* **Task directions**:
Please retype the data in full and exactly; the pictures are not part of the copy.

* **Exercise materials**:
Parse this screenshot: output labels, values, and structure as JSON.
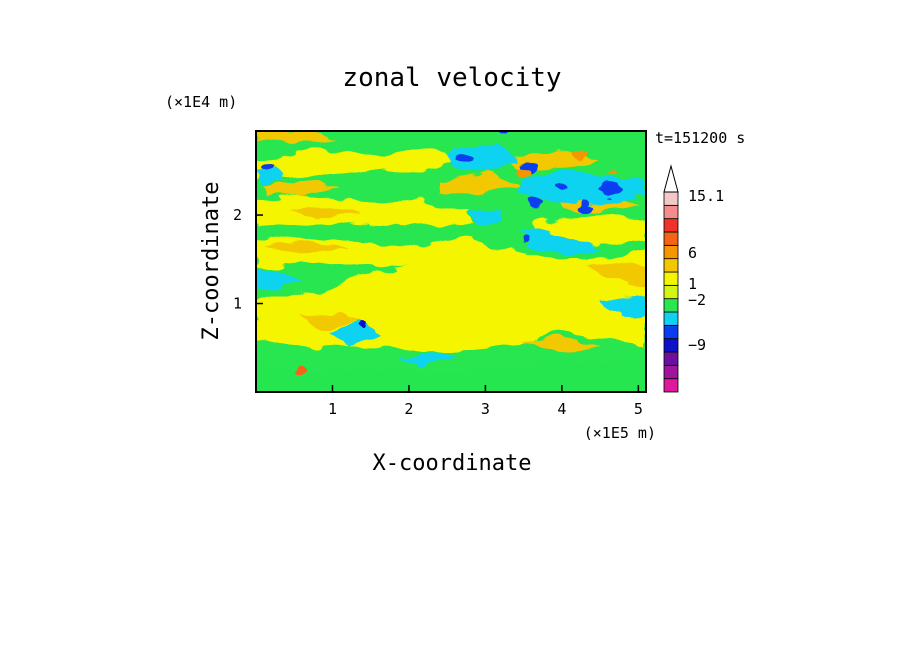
{
  "chart_data": {
    "type": "heatmap",
    "title": "zonal velocity",
    "xlabel": "X-coordinate",
    "ylabel": "Z-coordinate",
    "x_unit": "(×1E5 m)",
    "y_unit": "(×1E4 m)",
    "time_label": "t=151200 s",
    "xlim": [
      0,
      5.1
    ],
    "ylim": [
      0,
      2.95
    ],
    "x_ticks": [
      "1",
      "2",
      "3",
      "4",
      "5"
    ],
    "y_ticks": [
      "1",
      "2"
    ],
    "colorbar": {
      "labels": [
        "15.1",
        "6",
        "1",
        "−2",
        "−9"
      ],
      "colors": [
        "#e0189a",
        "#a0149c",
        "#6a0fa0",
        "#1010c8",
        "#0a3cf0",
        "#10d2f0",
        "#28e650",
        "#d2f514",
        "#f5f500",
        "#f2c800",
        "#f59600",
        "#f56414",
        "#f03228",
        "#f58c8c",
        "#f5c8c8"
      ],
      "extend_top": true
    }
  }
}
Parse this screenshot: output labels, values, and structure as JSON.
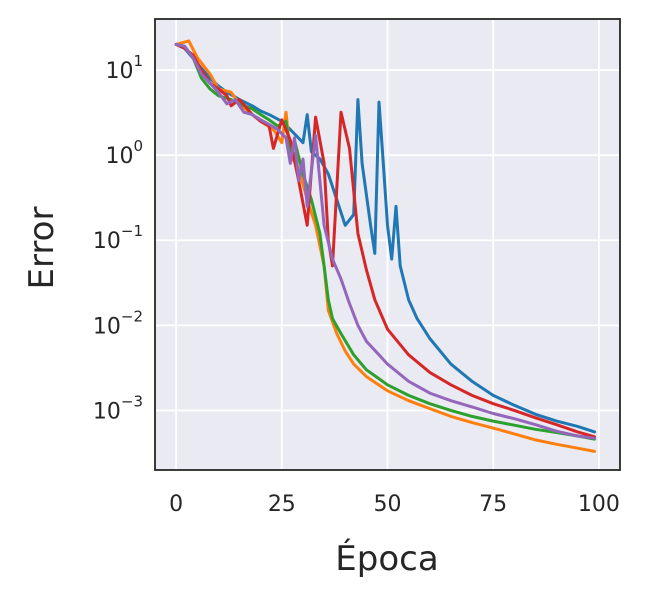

* **Finished answer**:
Parse this screenshot: output labels, values, and structure as JSON.
{
  "chart_data": {
    "type": "heatmap",
    "title": "zonal velocity",
    "xlabel": "X-coordinate",
    "ylabel": "Z-coordinate",
    "x_unit": "(×1E5 m)",
    "y_unit": "(×1E4 m)",
    "time_label": "t=151200 s",
    "xlim": [
      0,
      5.1
    ],
    "ylim": [
      0,
      2.95
    ],
    "x_ticks": [
      "1",
      "2",
      "3",
      "4",
      "5"
    ],
    "y_ticks": [
      "1",
      "2"
    ],
    "colorbar": {
      "labels": [
        "15.1",
        "6",
        "1",
        "−2",
        "−9"
      ],
      "colors": [
        "#e0189a",
        "#a0149c",
        "#6a0fa0",
        "#1010c8",
        "#0a3cf0",
        "#10d2f0",
        "#28e650",
        "#d2f514",
        "#f5f500",
        "#f2c800",
        "#f59600",
        "#f56414",
        "#f03228",
        "#f58c8c",
        "#f5c8c8"
      ],
      "extend_top": true
    }
  }
}
Parse this screenshot: output labels, values, and structure as JSON.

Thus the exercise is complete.